GIVEN EXERCISE:
From the listing below, copy every line with the word "label".

══ RECORD LIST ══

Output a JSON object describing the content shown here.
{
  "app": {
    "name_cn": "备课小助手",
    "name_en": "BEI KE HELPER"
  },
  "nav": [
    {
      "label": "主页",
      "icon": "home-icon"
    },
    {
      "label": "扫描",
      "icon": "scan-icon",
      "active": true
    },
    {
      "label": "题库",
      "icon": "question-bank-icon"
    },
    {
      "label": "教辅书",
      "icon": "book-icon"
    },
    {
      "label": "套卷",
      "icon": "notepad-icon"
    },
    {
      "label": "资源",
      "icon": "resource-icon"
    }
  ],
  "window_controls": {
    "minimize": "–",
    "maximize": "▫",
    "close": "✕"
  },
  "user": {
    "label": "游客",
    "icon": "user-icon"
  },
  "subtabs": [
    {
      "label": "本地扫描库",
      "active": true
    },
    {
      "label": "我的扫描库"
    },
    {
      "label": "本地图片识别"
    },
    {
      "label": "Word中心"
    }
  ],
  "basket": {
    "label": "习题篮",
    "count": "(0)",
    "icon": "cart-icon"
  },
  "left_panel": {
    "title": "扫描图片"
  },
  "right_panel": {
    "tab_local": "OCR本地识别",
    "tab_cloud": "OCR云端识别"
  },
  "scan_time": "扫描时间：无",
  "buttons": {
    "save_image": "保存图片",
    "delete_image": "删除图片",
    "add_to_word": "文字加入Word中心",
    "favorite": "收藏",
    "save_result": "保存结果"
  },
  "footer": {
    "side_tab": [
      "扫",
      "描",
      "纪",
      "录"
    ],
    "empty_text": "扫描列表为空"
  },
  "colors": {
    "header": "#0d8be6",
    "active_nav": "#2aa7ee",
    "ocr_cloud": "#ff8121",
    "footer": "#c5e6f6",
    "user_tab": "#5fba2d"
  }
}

═══
══ RECORD LIST ══

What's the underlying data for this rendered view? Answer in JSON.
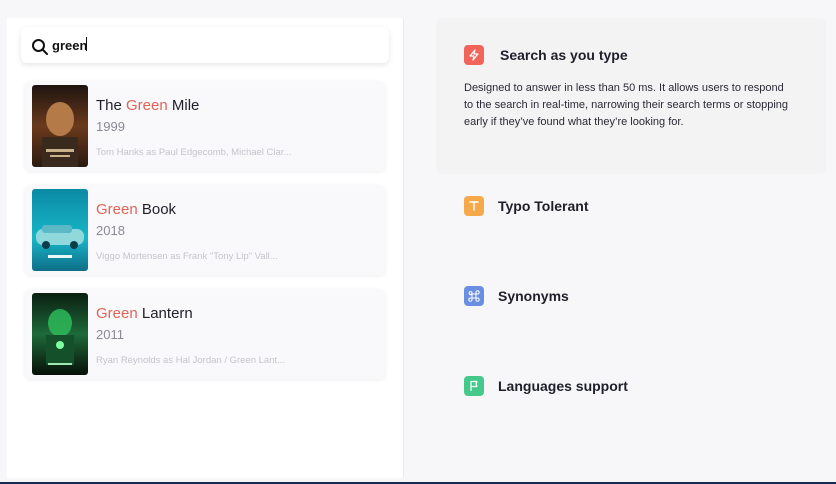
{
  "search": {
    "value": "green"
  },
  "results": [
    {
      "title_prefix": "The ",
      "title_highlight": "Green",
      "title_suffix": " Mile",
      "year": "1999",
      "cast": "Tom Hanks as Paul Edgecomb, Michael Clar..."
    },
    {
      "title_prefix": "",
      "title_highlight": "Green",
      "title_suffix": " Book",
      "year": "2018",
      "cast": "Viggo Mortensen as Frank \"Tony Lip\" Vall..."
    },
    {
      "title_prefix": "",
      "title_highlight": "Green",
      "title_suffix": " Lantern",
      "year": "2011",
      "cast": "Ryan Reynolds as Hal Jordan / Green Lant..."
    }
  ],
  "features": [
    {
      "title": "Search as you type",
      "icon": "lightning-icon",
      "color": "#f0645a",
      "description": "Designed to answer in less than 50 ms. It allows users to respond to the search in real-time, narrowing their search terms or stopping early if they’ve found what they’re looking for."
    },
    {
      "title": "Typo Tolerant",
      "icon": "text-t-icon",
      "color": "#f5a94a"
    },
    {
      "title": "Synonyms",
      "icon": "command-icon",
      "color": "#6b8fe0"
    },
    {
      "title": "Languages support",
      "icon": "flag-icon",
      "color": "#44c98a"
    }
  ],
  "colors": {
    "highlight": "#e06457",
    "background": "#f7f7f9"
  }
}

═══

CORRECT ANSWER:
      "label": "主页",
      "label": "扫描",
      "label": "题库",
      "label": "教辅书",
      "label": "套卷",
      "label": "资源",
    "label": "游客",
      "label": "本地扫描库",
      "label": "我的扫描库"
      "label": "本地图片识别"
      "label": "Word中心"
    "label": "习题篮",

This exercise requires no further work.